• [TO BE DONE]
Retype the line in which "Give me a plain-text" appears, then every line after it until the records end. Leave out the pictures.

--------------------------------

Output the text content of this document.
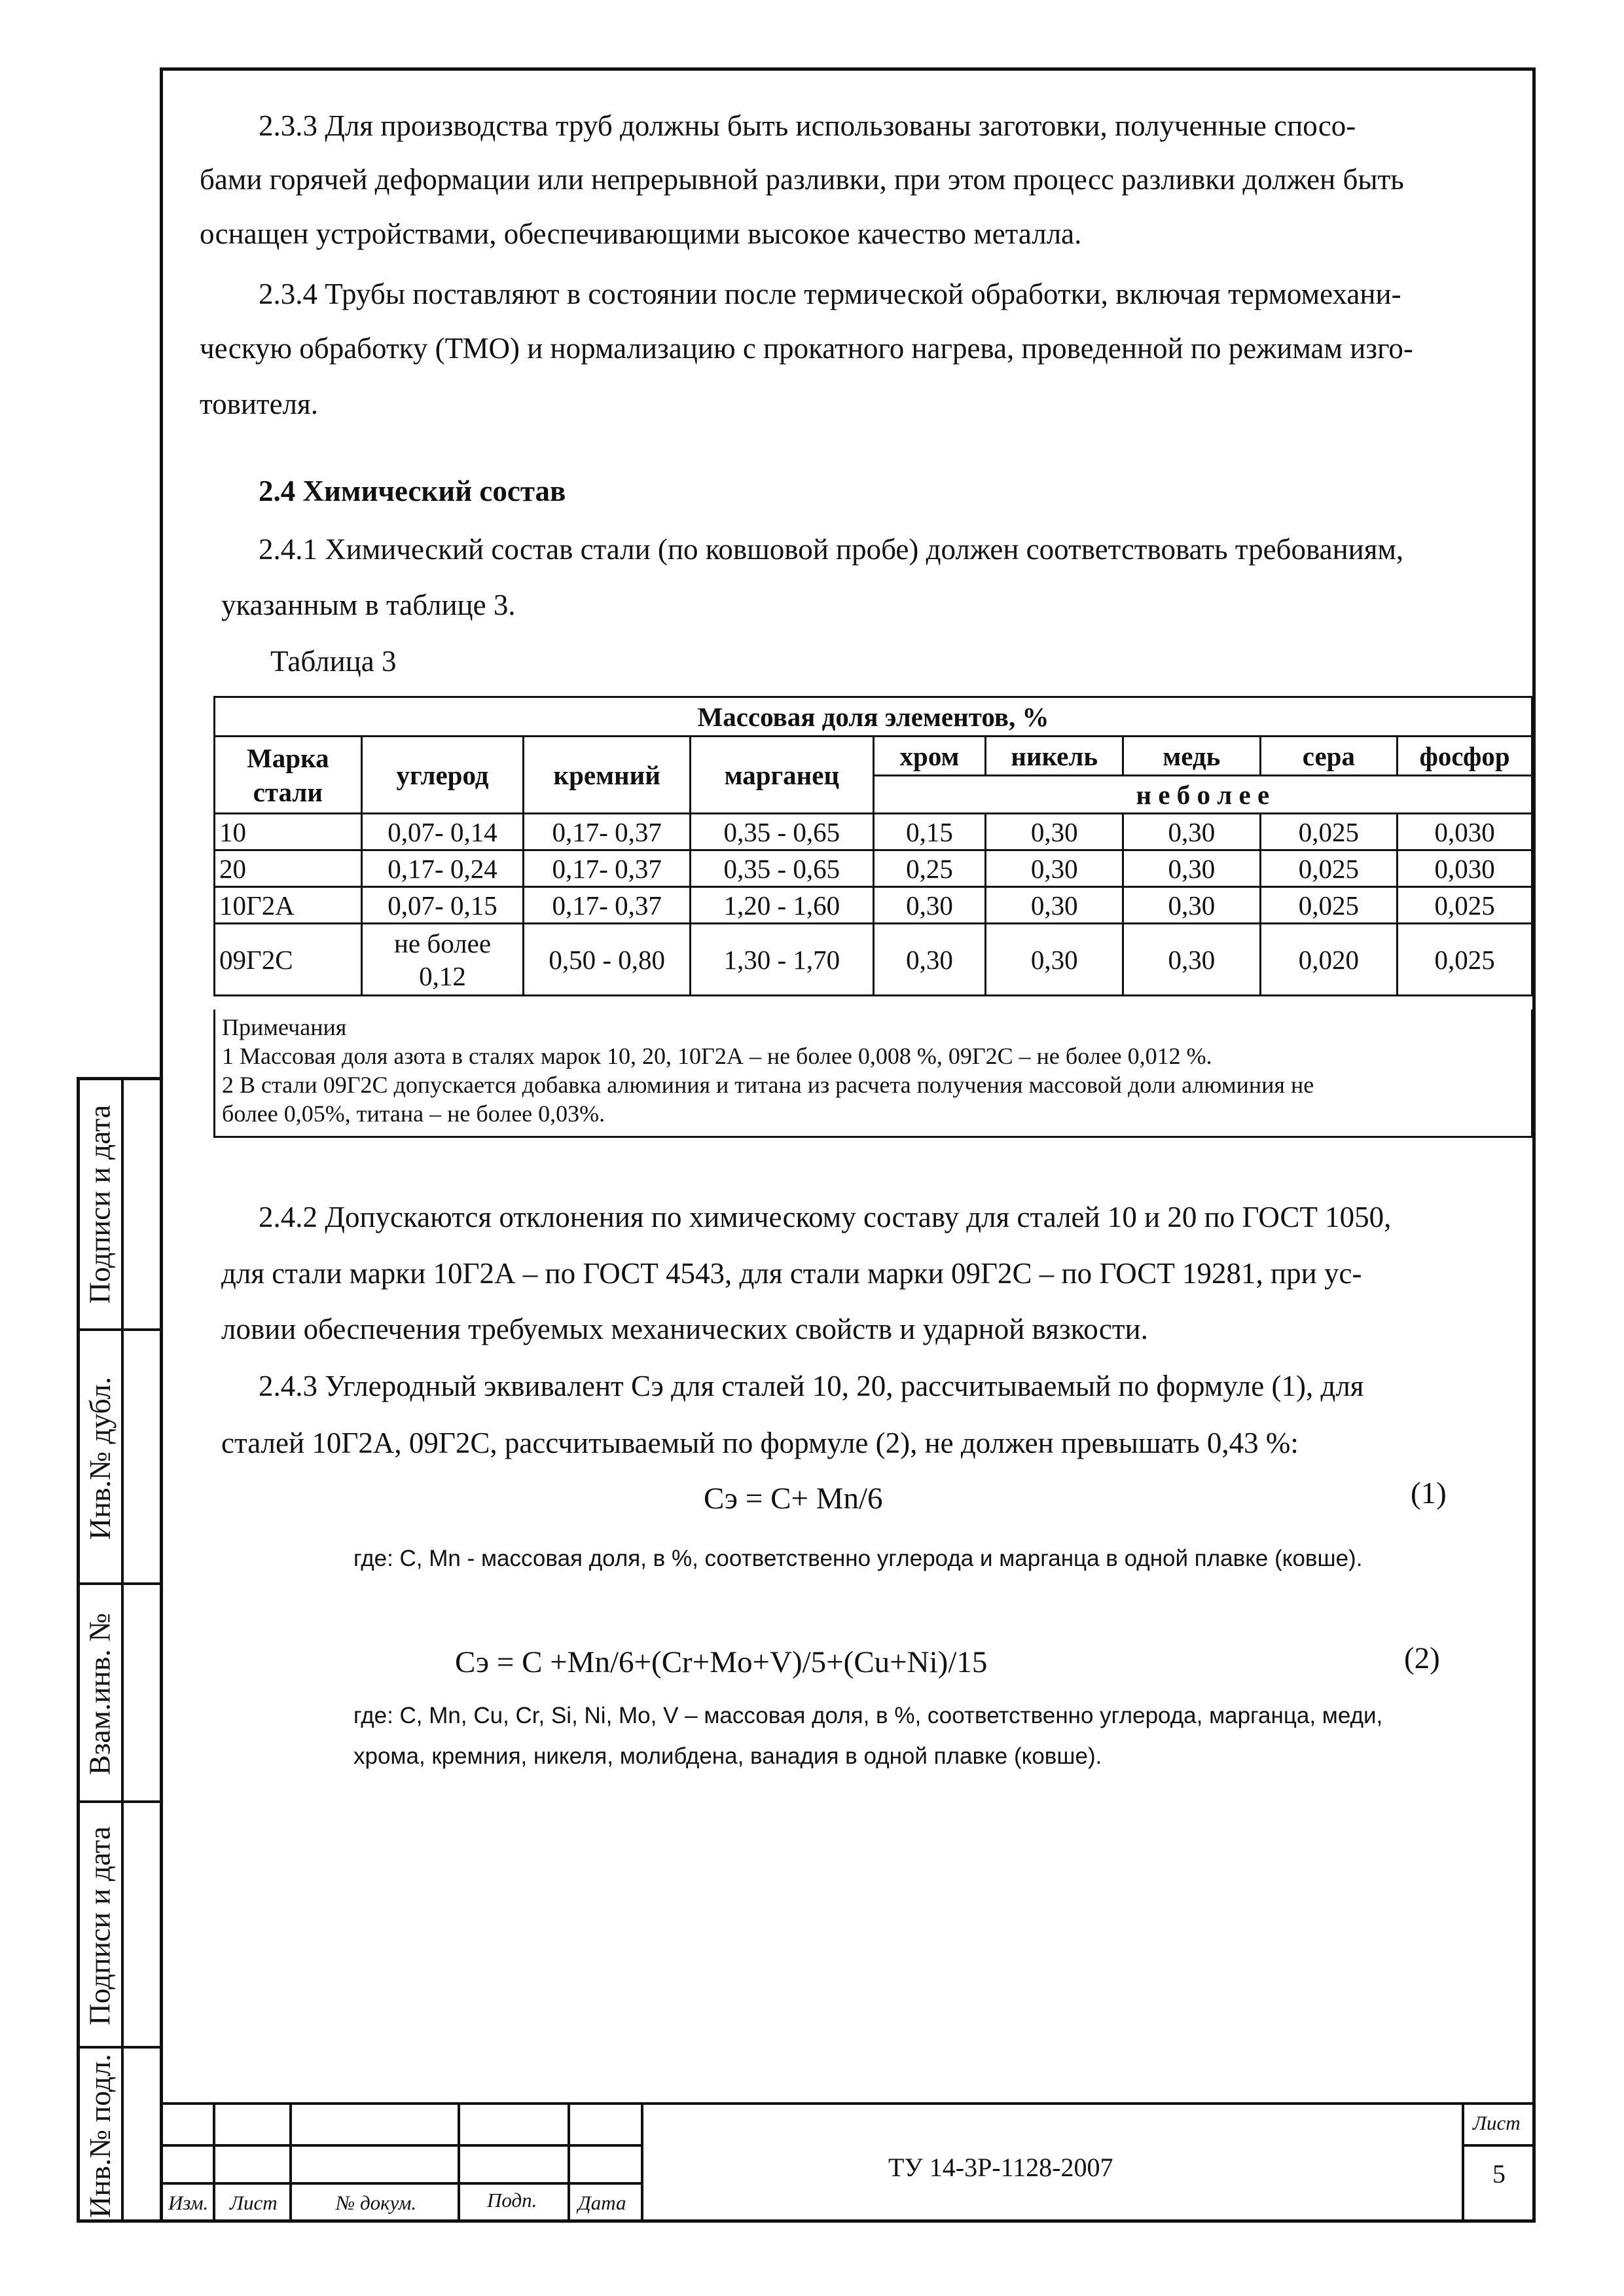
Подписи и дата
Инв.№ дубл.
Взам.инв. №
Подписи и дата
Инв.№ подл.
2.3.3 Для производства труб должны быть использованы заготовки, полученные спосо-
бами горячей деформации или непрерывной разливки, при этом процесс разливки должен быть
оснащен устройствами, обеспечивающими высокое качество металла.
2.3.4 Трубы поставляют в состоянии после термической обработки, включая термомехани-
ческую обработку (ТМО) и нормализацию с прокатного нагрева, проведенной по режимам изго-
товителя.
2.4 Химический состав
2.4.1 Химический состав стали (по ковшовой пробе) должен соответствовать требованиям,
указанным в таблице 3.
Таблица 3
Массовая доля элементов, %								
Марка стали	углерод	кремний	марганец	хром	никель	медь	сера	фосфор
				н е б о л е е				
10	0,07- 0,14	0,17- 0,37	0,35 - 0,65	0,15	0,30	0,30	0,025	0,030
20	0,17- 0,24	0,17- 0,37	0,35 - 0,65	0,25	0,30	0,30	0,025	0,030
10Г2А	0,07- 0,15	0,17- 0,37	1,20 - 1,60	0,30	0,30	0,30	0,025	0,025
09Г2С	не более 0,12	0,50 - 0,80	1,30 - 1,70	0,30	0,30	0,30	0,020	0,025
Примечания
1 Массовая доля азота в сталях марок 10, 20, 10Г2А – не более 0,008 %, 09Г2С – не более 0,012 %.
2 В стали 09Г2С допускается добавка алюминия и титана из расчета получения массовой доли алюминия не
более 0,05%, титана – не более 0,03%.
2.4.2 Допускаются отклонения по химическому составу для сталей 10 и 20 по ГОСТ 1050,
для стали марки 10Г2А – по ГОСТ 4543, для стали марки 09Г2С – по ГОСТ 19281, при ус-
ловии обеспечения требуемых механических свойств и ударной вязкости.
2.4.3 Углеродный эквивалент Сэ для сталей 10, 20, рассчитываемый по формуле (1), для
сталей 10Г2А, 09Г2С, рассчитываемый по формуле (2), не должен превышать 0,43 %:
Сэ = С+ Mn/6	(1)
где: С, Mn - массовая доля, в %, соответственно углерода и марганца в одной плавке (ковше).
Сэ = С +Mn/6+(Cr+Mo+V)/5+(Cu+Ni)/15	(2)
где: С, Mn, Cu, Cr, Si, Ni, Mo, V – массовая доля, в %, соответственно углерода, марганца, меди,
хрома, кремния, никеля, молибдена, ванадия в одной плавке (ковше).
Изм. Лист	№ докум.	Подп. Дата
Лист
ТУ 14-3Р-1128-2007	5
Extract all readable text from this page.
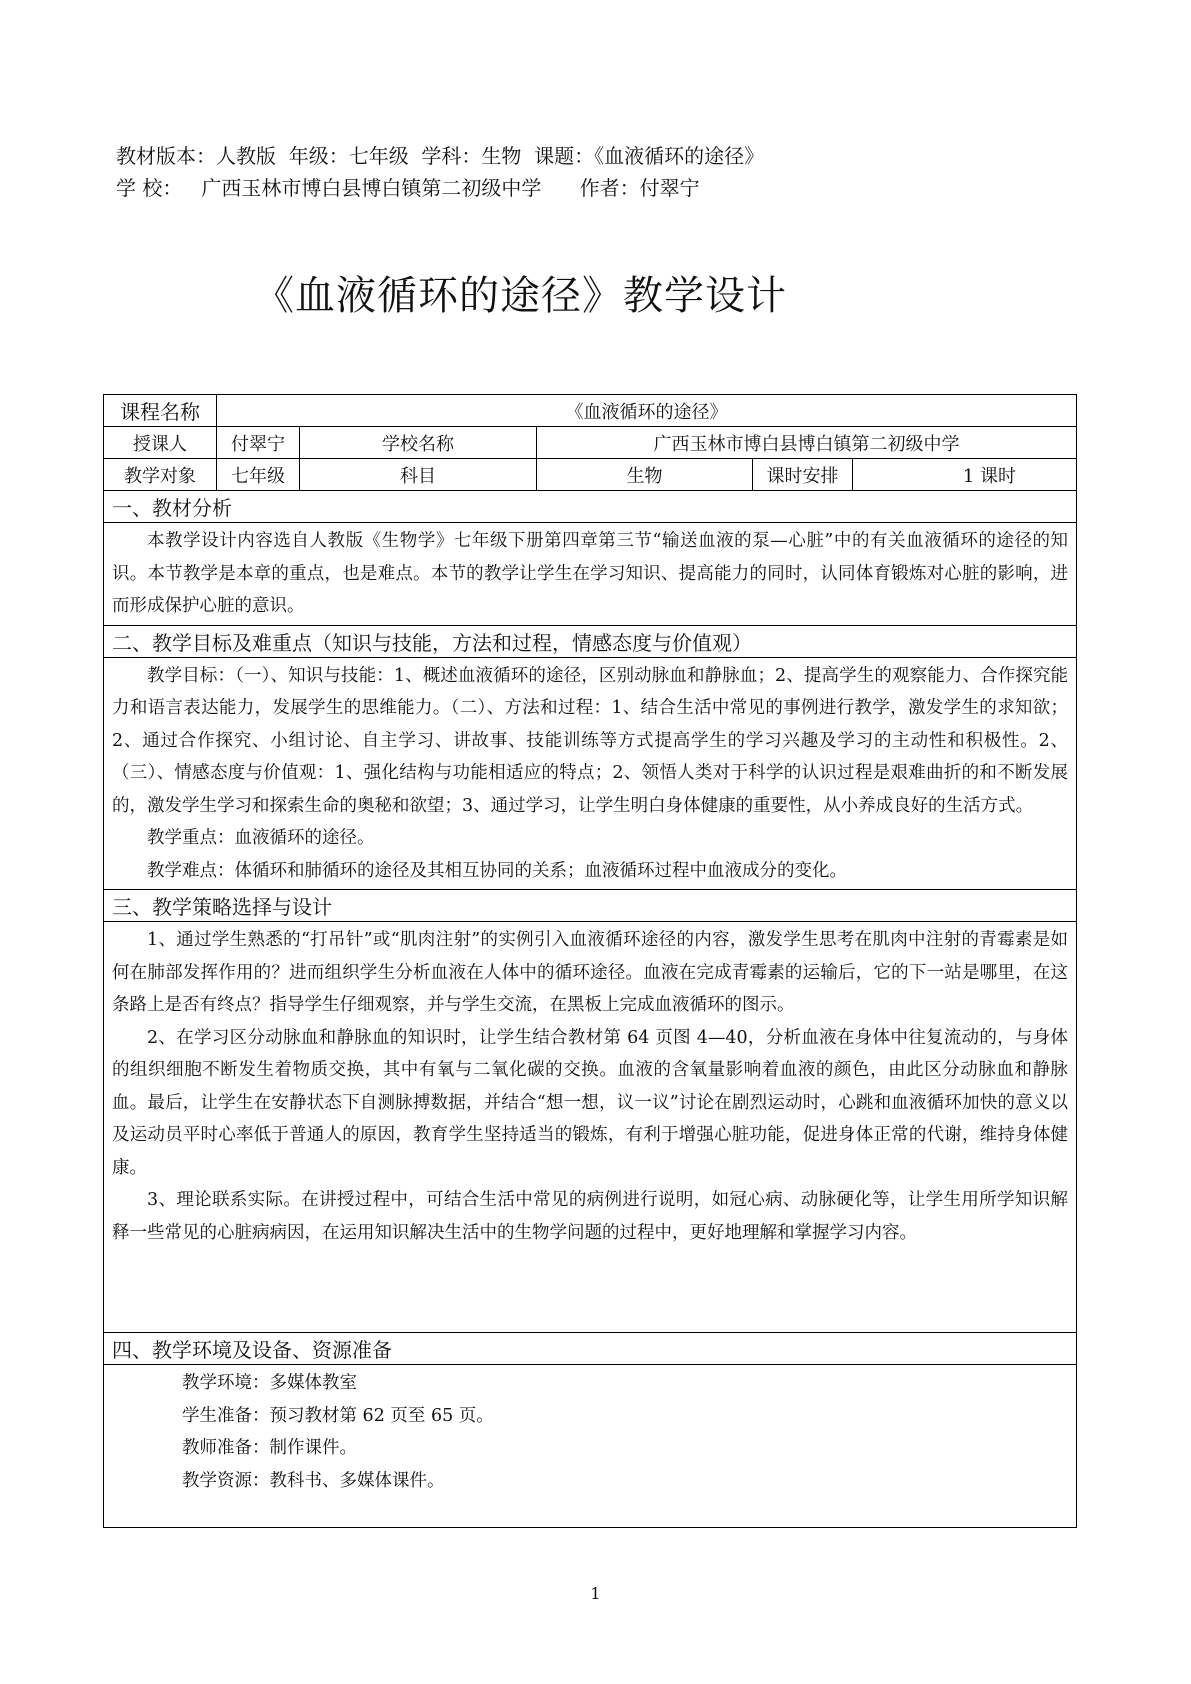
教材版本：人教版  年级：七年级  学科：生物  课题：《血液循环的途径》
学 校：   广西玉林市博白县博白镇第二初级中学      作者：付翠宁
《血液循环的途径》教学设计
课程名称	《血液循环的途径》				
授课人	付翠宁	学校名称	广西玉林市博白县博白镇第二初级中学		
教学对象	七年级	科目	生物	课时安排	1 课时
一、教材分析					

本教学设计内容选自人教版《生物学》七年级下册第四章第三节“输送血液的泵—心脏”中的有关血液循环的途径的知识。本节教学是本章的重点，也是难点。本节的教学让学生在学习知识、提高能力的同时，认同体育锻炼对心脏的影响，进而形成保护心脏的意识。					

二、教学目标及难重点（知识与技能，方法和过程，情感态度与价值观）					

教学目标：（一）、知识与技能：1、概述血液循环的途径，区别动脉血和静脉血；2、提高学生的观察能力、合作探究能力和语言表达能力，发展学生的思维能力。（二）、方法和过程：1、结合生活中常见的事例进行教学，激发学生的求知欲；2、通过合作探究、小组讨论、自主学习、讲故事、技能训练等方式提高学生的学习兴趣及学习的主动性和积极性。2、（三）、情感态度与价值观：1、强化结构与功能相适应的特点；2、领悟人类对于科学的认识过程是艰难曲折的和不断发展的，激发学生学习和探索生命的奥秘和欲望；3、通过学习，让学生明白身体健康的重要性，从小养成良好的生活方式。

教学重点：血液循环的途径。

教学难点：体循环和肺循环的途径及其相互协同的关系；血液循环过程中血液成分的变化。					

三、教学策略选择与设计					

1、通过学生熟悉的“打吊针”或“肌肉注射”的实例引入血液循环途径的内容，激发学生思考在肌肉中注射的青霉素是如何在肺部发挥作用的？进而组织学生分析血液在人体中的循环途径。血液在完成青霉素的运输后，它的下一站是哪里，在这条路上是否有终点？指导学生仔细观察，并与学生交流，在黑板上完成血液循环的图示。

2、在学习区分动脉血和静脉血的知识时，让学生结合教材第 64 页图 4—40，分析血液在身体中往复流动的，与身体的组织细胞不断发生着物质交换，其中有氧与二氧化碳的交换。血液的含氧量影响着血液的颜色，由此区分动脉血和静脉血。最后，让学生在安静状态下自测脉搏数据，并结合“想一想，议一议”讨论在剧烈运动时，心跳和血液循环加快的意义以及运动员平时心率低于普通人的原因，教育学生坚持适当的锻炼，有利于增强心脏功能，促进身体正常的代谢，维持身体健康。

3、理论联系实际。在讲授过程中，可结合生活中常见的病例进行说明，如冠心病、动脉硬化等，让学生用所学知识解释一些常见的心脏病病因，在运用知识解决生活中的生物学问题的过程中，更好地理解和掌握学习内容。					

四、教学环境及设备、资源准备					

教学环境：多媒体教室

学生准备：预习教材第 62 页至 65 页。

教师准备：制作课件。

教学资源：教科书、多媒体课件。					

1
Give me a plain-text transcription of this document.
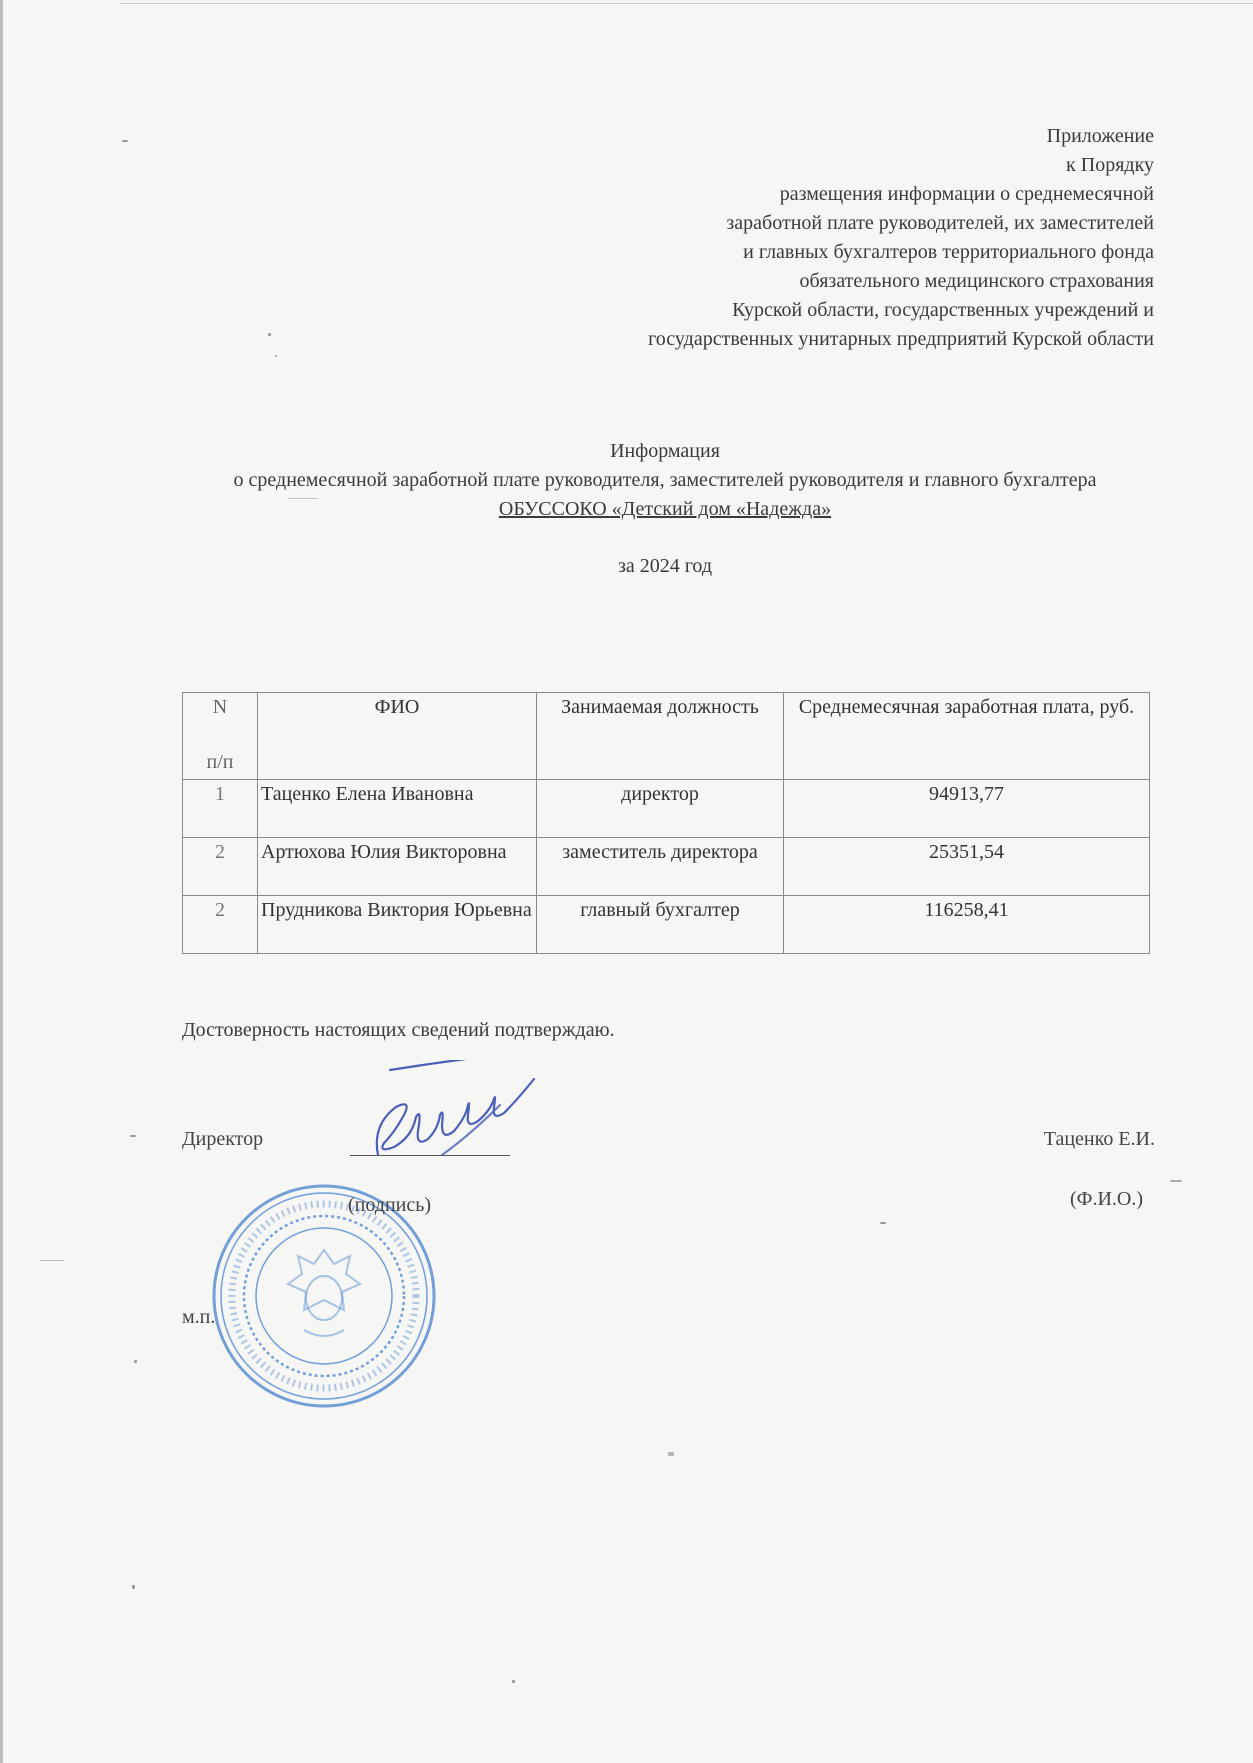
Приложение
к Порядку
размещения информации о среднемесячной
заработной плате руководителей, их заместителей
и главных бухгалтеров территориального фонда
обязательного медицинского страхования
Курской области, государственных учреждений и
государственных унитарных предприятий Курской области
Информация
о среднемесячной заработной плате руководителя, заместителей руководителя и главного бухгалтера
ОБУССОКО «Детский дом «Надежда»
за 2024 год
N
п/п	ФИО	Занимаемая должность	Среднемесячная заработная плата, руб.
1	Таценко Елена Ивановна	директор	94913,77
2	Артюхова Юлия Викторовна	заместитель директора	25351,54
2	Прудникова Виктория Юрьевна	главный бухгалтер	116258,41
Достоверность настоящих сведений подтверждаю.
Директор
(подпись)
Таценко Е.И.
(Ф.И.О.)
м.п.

--------------------------------

• [OUTPUT]
Give me a plain-text transcription of this document.
Приложение
к Порядку
размещения информации о среднемесячной
заработной плате руководителей, их заместителей
и главных бухгалтеров территориального фонда
обязательного медицинского страхования
Курской области, государственных учреждений и
государственных унитарных предприятий Курской области
Информация
о среднемесячной заработной плате руководителя, заместителей руководителя и главного бухгалтера
ОБУССОКО «Детский дом «Надежда»
за 2024 год
N
п/п	ФИО	Занимаемая должность	Среднемесячная заработная плата, руб.
1	Таценко Елена Ивановна	директор	94913,77
2	Артюхова Юлия Викторовна	заместитель директора	25351,54
2	Прудникова Виктория Юрьевна	главный бухгалтер	116258,41
Достоверность настоящих сведений подтверждаю.
Директор
(подпись)
Таценко Е.И.
(Ф.И.О.)
м.п.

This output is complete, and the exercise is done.